Supplied records:

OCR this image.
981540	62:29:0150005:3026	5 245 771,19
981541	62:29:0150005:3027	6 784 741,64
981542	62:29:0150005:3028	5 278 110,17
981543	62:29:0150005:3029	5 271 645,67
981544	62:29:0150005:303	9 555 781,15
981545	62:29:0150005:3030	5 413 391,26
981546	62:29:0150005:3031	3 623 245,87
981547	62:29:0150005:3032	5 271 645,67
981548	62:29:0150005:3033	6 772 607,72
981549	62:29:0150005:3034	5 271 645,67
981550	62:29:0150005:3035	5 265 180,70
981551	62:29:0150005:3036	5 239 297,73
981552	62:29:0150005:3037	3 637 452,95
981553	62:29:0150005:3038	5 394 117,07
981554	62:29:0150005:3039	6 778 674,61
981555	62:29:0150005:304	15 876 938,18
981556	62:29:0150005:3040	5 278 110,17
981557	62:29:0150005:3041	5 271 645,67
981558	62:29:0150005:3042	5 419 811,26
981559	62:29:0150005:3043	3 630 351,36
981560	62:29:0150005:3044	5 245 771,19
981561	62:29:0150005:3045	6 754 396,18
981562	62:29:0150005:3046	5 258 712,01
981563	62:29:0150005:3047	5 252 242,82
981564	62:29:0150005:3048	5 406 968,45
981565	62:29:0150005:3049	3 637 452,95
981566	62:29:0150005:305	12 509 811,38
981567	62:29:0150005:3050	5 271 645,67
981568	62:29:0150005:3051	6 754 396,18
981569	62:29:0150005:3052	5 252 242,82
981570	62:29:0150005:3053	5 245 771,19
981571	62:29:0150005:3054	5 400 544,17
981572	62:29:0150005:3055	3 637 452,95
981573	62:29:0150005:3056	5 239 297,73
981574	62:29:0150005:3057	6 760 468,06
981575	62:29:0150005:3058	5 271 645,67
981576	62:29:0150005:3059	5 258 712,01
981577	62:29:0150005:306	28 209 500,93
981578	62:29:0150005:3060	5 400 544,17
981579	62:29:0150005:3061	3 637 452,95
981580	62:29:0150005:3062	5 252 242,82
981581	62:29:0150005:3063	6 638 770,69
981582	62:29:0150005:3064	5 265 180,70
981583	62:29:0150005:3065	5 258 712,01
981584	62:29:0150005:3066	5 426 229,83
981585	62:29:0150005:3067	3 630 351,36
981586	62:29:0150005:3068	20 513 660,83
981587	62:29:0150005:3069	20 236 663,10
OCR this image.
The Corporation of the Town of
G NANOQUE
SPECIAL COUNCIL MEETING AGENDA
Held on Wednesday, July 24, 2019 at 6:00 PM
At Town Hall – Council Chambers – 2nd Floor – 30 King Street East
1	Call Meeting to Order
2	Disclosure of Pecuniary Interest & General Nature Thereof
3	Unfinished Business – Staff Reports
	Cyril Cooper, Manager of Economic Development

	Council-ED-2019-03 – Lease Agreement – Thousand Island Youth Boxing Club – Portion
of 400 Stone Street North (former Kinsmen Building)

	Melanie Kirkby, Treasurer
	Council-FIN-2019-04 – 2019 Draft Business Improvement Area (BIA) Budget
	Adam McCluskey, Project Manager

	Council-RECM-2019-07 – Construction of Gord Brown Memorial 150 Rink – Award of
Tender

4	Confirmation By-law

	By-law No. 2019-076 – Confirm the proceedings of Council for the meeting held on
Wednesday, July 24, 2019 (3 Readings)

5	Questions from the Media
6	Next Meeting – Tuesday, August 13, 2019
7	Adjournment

Exercise instructions:
The records above must be repeated exactly, every one of them.

Solution:
OCR this image.
981540	62:29:0150005:3026	5 245 771,19
981541	62:29:0150005:3027	6 784 741,64
981542	62:29:0150005:3028	5 278 110,17
981543	62:29:0150005:3029	5 271 645,67
981544	62:29:0150005:303	9 555 781,15
981545	62:29:0150005:3030	5 413 391,26
981546	62:29:0150005:3031	3 623 245,87
981547	62:29:0150005:3032	5 271 645,67
981548	62:29:0150005:3033	6 772 607,72
981549	62:29:0150005:3034	5 271 645,67
981550	62:29:0150005:3035	5 265 180,70
981551	62:29:0150005:3036	5 239 297,73
981552	62:29:0150005:3037	3 637 452,95
981553	62:29:0150005:3038	5 394 117,07
981554	62:29:0150005:3039	6 778 674,61
981555	62:29:0150005:304	15 876 938,18
981556	62:29:0150005:3040	5 278 110,17
981557	62:29:0150005:3041	5 271 645,67
981558	62:29:0150005:3042	5 419 811,26
981559	62:29:0150005:3043	3 630 351,36
981560	62:29:0150005:3044	5 245 771,19
981561	62:29:0150005:3045	6 754 396,18
981562	62:29:0150005:3046	5 258 712,01
981563	62:29:0150005:3047	5 252 242,82
981564	62:29:0150005:3048	5 406 968,45
981565	62:29:0150005:3049	3 637 452,95
981566	62:29:0150005:305	12 509 811,38
981567	62:29:0150005:3050	5 271 645,67
981568	62:29:0150005:3051	6 754 396,18
981569	62:29:0150005:3052	5 252 242,82
981570	62:29:0150005:3053	5 245 771,19
981571	62:29:0150005:3054	5 400 544,17
981572	62:29:0150005:3055	3 637 452,95
981573	62:29:0150005:3056	5 239 297,73
981574	62:29:0150005:3057	6 760 468,06
981575	62:29:0150005:3058	5 271 645,67
981576	62:29:0150005:3059	5 258 712,01
981577	62:29:0150005:306	28 209 500,93
981578	62:29:0150005:3060	5 400 544,17
981579	62:29:0150005:3061	3 637 452,95
981580	62:29:0150005:3062	5 252 242,82
981581	62:29:0150005:3063	6 638 770,69
981582	62:29:0150005:3064	5 265 180,70
981583	62:29:0150005:3065	5 258 712,01
981584	62:29:0150005:3066	5 426 229,83
981585	62:29:0150005:3067	3 630 351,36
981586	62:29:0150005:3068	20 513 660,83
981587	62:29:0150005:3069	20 236 663,10
OCR this image.
The Corporation of the Town of
G NANOQUE
SPECIAL COUNCIL MEETING AGENDA
Held on Wednesday, July 24, 2019 at 6:00 PM
At Town Hall – Council Chambers – 2nd Floor – 30 King Street East
1	Call Meeting to Order
2	Disclosure of Pecuniary Interest & General Nature Thereof
3	Unfinished Business – Staff Reports
	Cyril Cooper, Manager of Economic Development

	Council-ED-2019-03 – Lease Agreement – Thousand Island Youth Boxing Club – Portion
of 400 Stone Street North (former Kinsmen Building)

	Melanie Kirkby, Treasurer
	Council-FIN-2019-04 – 2019 Draft Business Improvement Area (BIA) Budget
	Adam McCluskey, Project Manager

	Council-RECM-2019-07 – Construction of Gord Brown Memorial 150 Rink – Award of
Tender

4	Confirmation By-law

	By-law No. 2019-076 – Confirm the proceedings of Council for the meeting held on
Wednesday, July 24, 2019 (3 Readings)

5	Questions from the Media
6	Next Meeting – Tuesday, August 13, 2019
7	Adjournment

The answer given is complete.